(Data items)
————

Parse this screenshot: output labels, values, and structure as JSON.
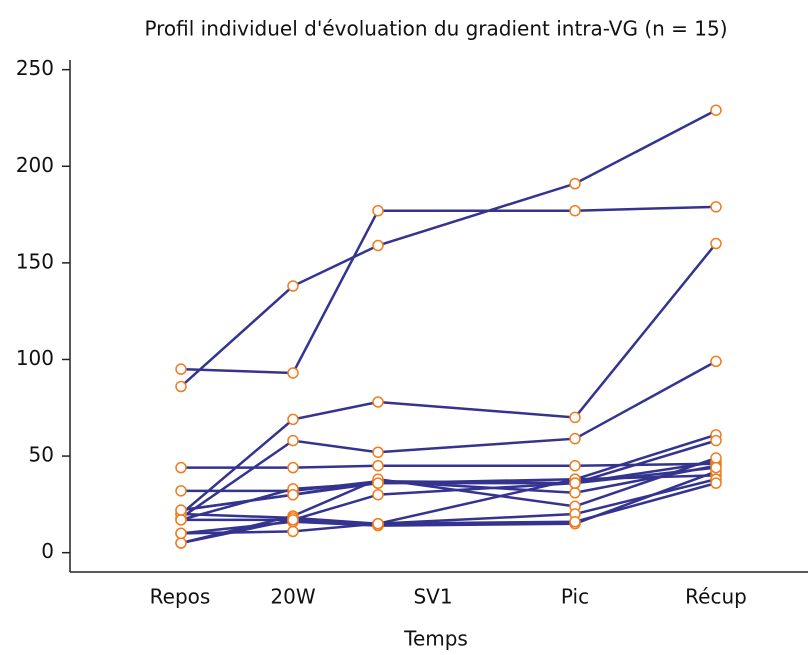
{
  "chart_data": {
    "type": "line",
    "title": "Profil individuel d'évoluation du gradient intra-VG (n = 15)",
    "xlabel": "Temps",
    "categories": [
      "Repos",
      "20W",
      "SV1",
      "Pic",
      "Récup"
    ],
    "line_color": "#34338f",
    "marker_color": "#f07c1e",
    "ylim": [
      -10,
      255
    ],
    "yticks": [
      0,
      50,
      100,
      150,
      200,
      250
    ],
    "series": [
      {
        "values": [
          86,
          138,
          159,
          191,
          229
        ]
      },
      {
        "values": [
          95,
          93,
          177,
          177,
          179
        ]
      },
      {
        "values": [
          20,
          69,
          78,
          70,
          160
        ]
      },
      {
        "values": [
          18,
          58,
          52,
          59,
          99
        ]
      },
      {
        "values": [
          44,
          44,
          45,
          45,
          46
        ]
      },
      {
        "values": [
          32,
          32,
          37,
          36,
          47
        ]
      },
      {
        "values": [
          22,
          30,
          37,
          31,
          45
        ]
      },
      {
        "values": [
          17,
          33,
          36,
          38,
          40
        ]
      },
      {
        "values": [
          10,
          11,
          15,
          38,
          61
        ]
      },
      {
        "values": [
          5,
          17,
          30,
          36,
          58
        ]
      },
      {
        "values": [
          5,
          19,
          38,
          24,
          49
        ]
      },
      {
        "values": [
          10,
          16,
          14,
          15,
          42
        ]
      },
      {
        "values": [
          20,
          18,
          15,
          20,
          38
        ]
      },
      {
        "values": [
          17,
          17,
          15,
          16,
          36
        ]
      },
      {
        "values": [
          22,
          30,
          36,
          36,
          44
        ]
      }
    ]
  }
}
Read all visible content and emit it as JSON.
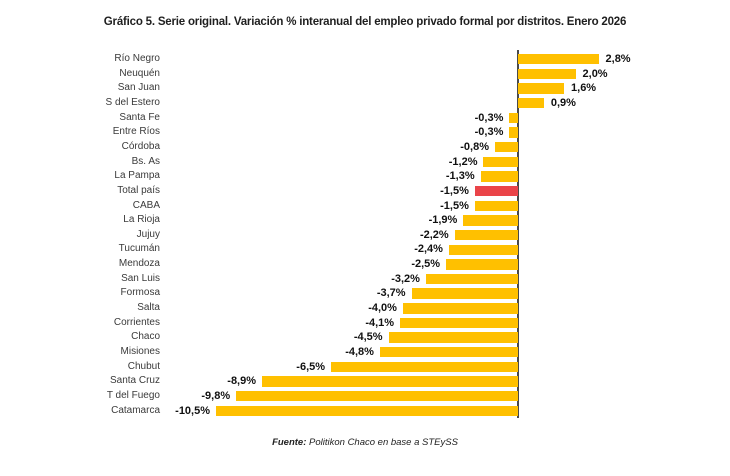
{
  "chart_data": {
    "type": "bar",
    "orientation": "horizontal",
    "title": "Gráfico 5. Serie original. Variación % interanual del empleo privado formal por distritos. Enero 2026",
    "source_label": "Fuente:",
    "source_text": "Politikon Chaco en base a STEySS",
    "unit": "%",
    "decimal_separator": ",",
    "xlim": [
      -10.5,
      2.8
    ],
    "grid": false,
    "legend": false,
    "bar_color": "#FFC000",
    "highlight_color": "#EA4449",
    "axis_line_color": "#4a4a4a",
    "highlight_index": 9,
    "highlight_category": "Total país",
    "categories": [
      "Río Negro",
      "Neuquén",
      "San Juan",
      "S del Estero",
      "Santa Fe",
      "Entre Ríos",
      "Córdoba",
      "Bs. As",
      "La Pampa",
      "Total país",
      "CABA",
      "La Rioja",
      "Jujuy",
      "Tucumán",
      "Mendoza",
      "San Luis",
      "Formosa",
      "Salta",
      "Corrientes",
      "Chaco",
      "Misiones",
      "Chubut",
      "Santa Cruz",
      "T del Fuego",
      "Catamarca"
    ],
    "values": [
      2.8,
      2.0,
      1.6,
      0.9,
      -0.3,
      -0.3,
      -0.8,
      -1.2,
      -1.3,
      -1.5,
      -1.5,
      -1.9,
      -2.2,
      -2.4,
      -2.5,
      -3.2,
      -3.7,
      -4.0,
      -4.1,
      -4.5,
      -4.8,
      -6.5,
      -8.9,
      -9.8,
      -10.5
    ],
    "display_values": [
      "2,8%",
      "2,0%",
      "1,6%",
      "0,9%",
      "-0,3%",
      "-0,3%",
      "-0,8%",
      "-1,2%",
      "-1,3%",
      "-1,5%",
      "-1,5%",
      "-1,9%",
      "-2,2%",
      "-2,4%",
      "-2,5%",
      "-3,2%",
      "-3,7%",
      "-4,0%",
      "-4,1%",
      "-4,5%",
      "-4,8%",
      "-6,5%",
      "-8,9%",
      "-9,8%",
      "-10,5%"
    ]
  }
}
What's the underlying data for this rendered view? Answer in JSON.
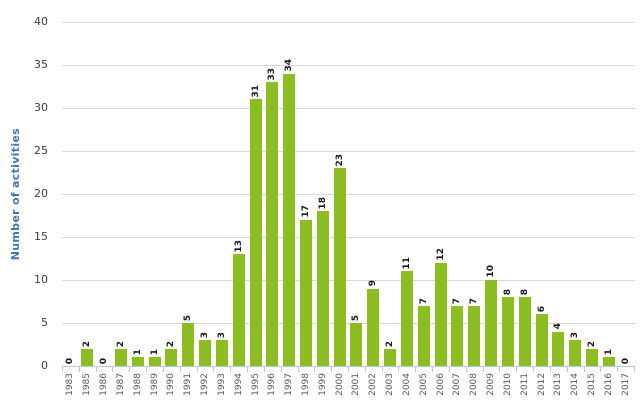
{
  "chart_data": {
    "type": "bar",
    "title": "",
    "xlabel": "",
    "ylabel": "Number of activities",
    "categories": [
      "1983",
      "1985",
      "1986",
      "1987",
      "1988",
      "1989",
      "1990",
      "1991",
      "1992",
      "1993",
      "1994",
      "1995",
      "1996",
      "1997",
      "1998",
      "1999",
      "2000",
      "2001",
      "2002",
      "2003",
      "2004",
      "2005",
      "2006",
      "2007",
      "2008",
      "2009",
      "2010",
      "2011",
      "2012",
      "2013",
      "2014",
      "2015",
      "2016",
      "2017"
    ],
    "values": [
      0,
      2,
      0,
      2,
      1,
      1,
      2,
      5,
      3,
      3,
      13,
      31,
      33,
      34,
      17,
      18,
      23,
      5,
      9,
      2,
      11,
      7,
      12,
      7,
      7,
      10,
      8,
      8,
      6,
      4,
      3,
      2,
      1,
      0
    ],
    "ylim": [
      0,
      40
    ],
    "yticks": [
      0,
      5,
      10,
      15,
      20,
      25,
      30,
      35,
      40
    ],
    "grid": "horizontal",
    "legend_position": "none",
    "data_labels": "rotated above bars",
    "x_label_rotation": "vertical"
  },
  "colors": {
    "background": "#FFFFFF",
    "bar": "#8CBE23",
    "gridline": "#D9D9D9",
    "axis_line": "#B9CBDB",
    "ylabel_text": "#4576B5",
    "ytick_text": "#404040",
    "xtick_text": "#595959",
    "value_label_text": "#1A1A1A"
  }
}
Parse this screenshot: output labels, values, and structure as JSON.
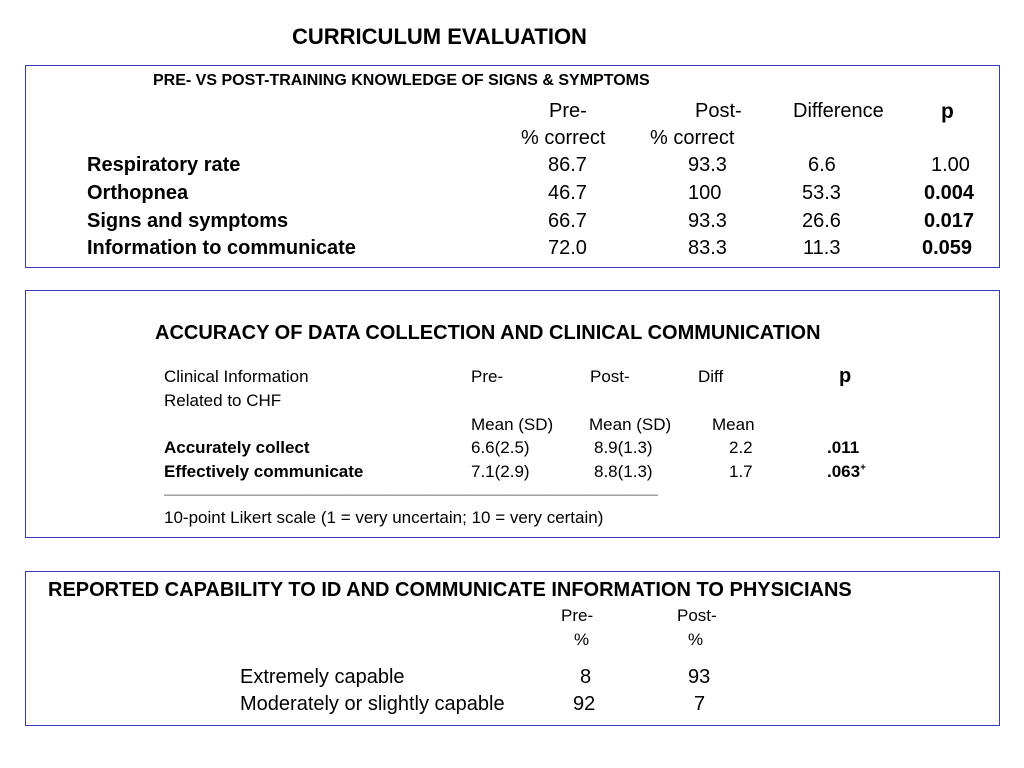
{
  "title": "CURRICULUM EVALUATION",
  "box1": {
    "title": "PRE- VS POST-TRAINING KNOWLEDGE OF SIGNS & SYMPTOMS",
    "headers": {
      "pre_line1": "Pre-",
      "pre_line2": "% correct",
      "post_line1": "Post-",
      "post_line2": "% correct",
      "diff": "Difference",
      "p": "p"
    },
    "rows": [
      {
        "label": "Respiratory rate",
        "pre": "86.7",
        "post": "93.3",
        "diff": "6.6",
        "p": "1.00"
      },
      {
        "label": "Orthopnea",
        "pre": "46.7",
        "post": "100",
        "diff": "53.3",
        "p": "0.004"
      },
      {
        "label": "Signs and symptoms",
        "pre": "66.7",
        "post": "93.3",
        "diff": "26.6",
        "p": "0.017"
      },
      {
        "label": "Information to communicate",
        "pre": "72.0",
        "post": "83.3",
        "diff": "11.3",
        "p": "0.059"
      }
    ]
  },
  "box2": {
    "title": "ACCURACY OF DATA COLLECTION AND CLINICAL COMMUNICATION",
    "headers": {
      "col1_line1": "Clinical Information",
      "col1_line2": "Related to CHF",
      "pre_line1": "Pre-",
      "post_line1": "Post-",
      "diff_line1": "Diff",
      "p": "p",
      "pre_line2": "Mean (SD)",
      "post_line2": "Mean (SD)",
      "diff_line2": "Mean"
    },
    "rows": [
      {
        "label": "Accurately collect",
        "pre": "6.6(2.5)",
        "post": "8.9(1.3)",
        "diff": "2.2",
        "p": ".011",
        "sup": ""
      },
      {
        "label": "Effectively communicate",
        "pre": "7.1(2.9)",
        "post": "8.8(1.3)",
        "diff": "1.7",
        "p": ".063",
        "sup": "+"
      }
    ],
    "rule": "__________________________________________________________________________",
    "footnote": "10-point Likert scale (1 = very uncertain; 10 = very certain)"
  },
  "box3": {
    "title": "REPORTED CAPABILITY TO ID AND COMMUNICATE INFORMATION TO PHYSICIANS",
    "headers": {
      "pre_line1": "Pre-",
      "pre_line2": "%",
      "post_line1": "Post-",
      "post_line2": "%"
    },
    "rows": [
      {
        "label": "Extremely capable",
        "pre": "8",
        "post": "93"
      },
      {
        "label": "Moderately or slightly capable",
        "pre": "92",
        "post": "7"
      }
    ]
  }
}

————

Leave out the pictures and print each record exactly as it stands.

Parse this screenshot: output labels, values, and structure as JSON.
{
  "chart_data": {
    "type": "line",
    "title": "Profil individuel d'évoluation du gradient intra-VG (n = 15)",
    "xlabel": "Temps",
    "categories": [
      "Repos",
      "20W",
      "SV1",
      "Pic",
      "Récup"
    ],
    "line_color": "#34338f",
    "marker_color": "#f07c1e",
    "ylim": [
      -10,
      255
    ],
    "yticks": [
      0,
      50,
      100,
      150,
      200,
      250
    ],
    "series": [
      {
        "values": [
          86,
          138,
          159,
          191,
          229
        ]
      },
      {
        "values": [
          95,
          93,
          177,
          177,
          179
        ]
      },
      {
        "values": [
          20,
          69,
          78,
          70,
          160
        ]
      },
      {
        "values": [
          18,
          58,
          52,
          59,
          99
        ]
      },
      {
        "values": [
          44,
          44,
          45,
          45,
          46
        ]
      },
      {
        "values": [
          32,
          32,
          37,
          36,
          47
        ]
      },
      {
        "values": [
          22,
          30,
          37,
          31,
          45
        ]
      },
      {
        "values": [
          17,
          33,
          36,
          38,
          40
        ]
      },
      {
        "values": [
          10,
          11,
          15,
          38,
          61
        ]
      },
      {
        "values": [
          5,
          17,
          30,
          36,
          58
        ]
      },
      {
        "values": [
          5,
          19,
          38,
          24,
          49
        ]
      },
      {
        "values": [
          10,
          16,
          14,
          15,
          42
        ]
      },
      {
        "values": [
          20,
          18,
          15,
          20,
          38
        ]
      },
      {
        "values": [
          17,
          17,
          15,
          16,
          36
        ]
      },
      {
        "values": [
          22,
          30,
          36,
          36,
          44
        ]
      }
    ]
  }
}
Read all visible content and emit it as JSON.
{
  "chart_data": {
    "type": "bar",
    "orientation": "horizontal",
    "title": "Gráfico 5. Serie original. Variación % interanual del empleo privado formal por distritos. Enero 2026",
    "source_label": "Fuente:",
    "source_text": "Politikon Chaco en base a STEySS",
    "unit": "%",
    "decimal_separator": ",",
    "xlim": [
      -10.5,
      2.8
    ],
    "grid": false,
    "legend": false,
    "bar_color": "#FFC000",
    "highlight_color": "#EA4449",
    "axis_line_color": "#4a4a4a",
    "highlight_index": 9,
    "highlight_category": "Total país",
    "categories": [
      "Río Negro",
      "Neuquén",
      "San Juan",
      "S del Estero",
      "Santa Fe",
      "Entre Ríos",
      "Córdoba",
      "Bs. As",
      "La Pampa",
      "Total país",
      "CABA",
      "La Rioja",
      "Jujuy",
      "Tucumán",
      "Mendoza",
      "San Luis",
      "Formosa",
      "Salta",
      "Corrientes",
      "Chaco",
      "Misiones",
      "Chubut",
      "Santa Cruz",
      "T del Fuego",
      "Catamarca"
    ],
    "values": [
      2.8,
      2.0,
      1.6,
      0.9,
      -0.3,
      -0.3,
      -0.8,
      -1.2,
      -1.3,
      -1.5,
      -1.5,
      -1.9,
      -2.2,
      -2.4,
      -2.5,
      -3.2,
      -3.7,
      -4.0,
      -4.1,
      -4.5,
      -4.8,
      -6.5,
      -8.9,
      -9.8,
      -10.5
    ],
    "display_values": [
      "2,8%",
      "2,0%",
      "1,6%",
      "0,9%",
      "-0,3%",
      "-0,3%",
      "-0,8%",
      "-1,2%",
      "-1,3%",
      "-1,5%",
      "-1,5%",
      "-1,9%",
      "-2,2%",
      "-2,4%",
      "-2,5%",
      "-3,2%",
      "-3,7%",
      "-4,0%",
      "-4,1%",
      "-4,5%",
      "-4,8%",
      "-6,5%",
      "-8,9%",
      "-9,8%",
      "-10,5%"
    ]
  }
}
What's the underlying data for this rendered view? Answer in JSON.
{
  "chart_data": {
    "type": "bar",
    "title": "",
    "xlabel": "",
    "ylabel": "Number of activities",
    "categories": [
      "1983",
      "1985",
      "1986",
      "1987",
      "1988",
      "1989",
      "1990",
      "1991",
      "1992",
      "1993",
      "1994",
      "1995",
      "1996",
      "1997",
      "1998",
      "1999",
      "2000",
      "2001",
      "2002",
      "2003",
      "2004",
      "2005",
      "2006",
      "2007",
      "2008",
      "2009",
      "2010",
      "2011",
      "2012",
      "2013",
      "2014",
      "2015",
      "2016",
      "2017"
    ],
    "values": [
      0,
      2,
      0,
      2,
      1,
      1,
      2,
      5,
      3,
      3,
      13,
      31,
      33,
      34,
      17,
      18,
      23,
      5,
      9,
      2,
      11,
      7,
      12,
      7,
      7,
      10,
      8,
      8,
      6,
      4,
      3,
      2,
      1,
      0
    ],
    "ylim": [
      0,
      40
    ],
    "yticks": [
      0,
      5,
      10,
      15,
      20,
      25,
      30,
      35,
      40
    ],
    "grid": "horizontal",
    "legend_position": "none",
    "data_labels": "rotated above bars",
    "x_label_rotation": "vertical"
  },
  "colors": {
    "background": "#FFFFFF",
    "bar": "#8CBE23",
    "gridline": "#D9D9D9",
    "axis_line": "#B9CBDB",
    "ylabel_text": "#4576B5",
    "ytick_text": "#404040",
    "xtick_text": "#595959",
    "value_label_text": "#1A1A1A"
  }
}
Parse this screenshot: output labels, values, and structure as JSON.
{
  "title": "CURRICULUM EVALUATION",
  "box1": {
    "title": "PRE- VS POST-TRAINING KNOWLEDGE OF SIGNS & SYMPTOMS",
    "headers": {
      "pre_line1": "Pre-",
      "pre_line2": "% correct",
      "post_line1": "Post-",
      "post_line2": "% correct",
      "diff": "Difference",
      "p": "p"
    },
    "rows": [
      {
        "label": "Respiratory rate",
        "pre": "86.7",
        "post": "93.3",
        "diff": "6.6",
        "p": "1.00"
      },
      {
        "label": "Orthopnea",
        "pre": "46.7",
        "post": "100",
        "diff": "53.3",
        "p": "0.004"
      },
      {
        "label": "Signs and symptoms",
        "pre": "66.7",
        "post": "93.3",
        "diff": "26.6",
        "p": "0.017"
      },
      {
        "label": "Information to communicate",
        "pre": "72.0",
        "post": "83.3",
        "diff": "11.3",
        "p": "0.059"
      }
    ]
  },
  "box2": {
    "title": "ACCURACY OF DATA COLLECTION AND CLINICAL COMMUNICATION",
    "headers": {
      "col1_line1": "Clinical Information",
      "col1_line2": "Related to CHF",
      "pre_line1": "Pre-",
      "post_line1": "Post-",
      "diff_line1": "Diff",
      "p": "p",
      "pre_line2": "Mean (SD)",
      "post_line2": "Mean (SD)",
      "diff_line2": "Mean"
    },
    "rows": [
      {
        "label": "Accurately collect",
        "pre": "6.6(2.5)",
        "post": "8.9(1.3)",
        "diff": "2.2",
        "p": ".011",
        "sup": ""
      },
      {
        "label": "Effectively communicate",
        "pre": "7.1(2.9)",
        "post": "8.8(1.3)",
        "diff": "1.7",
        "p": ".063",
        "sup": "+"
      }
    ],
    "rule": "__________________________________________________________________________",
    "footnote": "10-point Likert scale (1 = very uncertain; 10 = very certain)"
  },
  "box3": {
    "title": "REPORTED CAPABILITY TO ID AND COMMUNICATE INFORMATION TO PHYSICIANS",
    "headers": {
      "pre_line1": "Pre-",
      "pre_line2": "%",
      "post_line1": "Post-",
      "post_line2": "%"
    },
    "rows": [
      {
        "label": "Extremely capable",
        "pre": "8",
        "post": "93"
      },
      {
        "label": "Moderately or slightly capable",
        "pre": "92",
        "post": "7"
      }
    ]
  }
}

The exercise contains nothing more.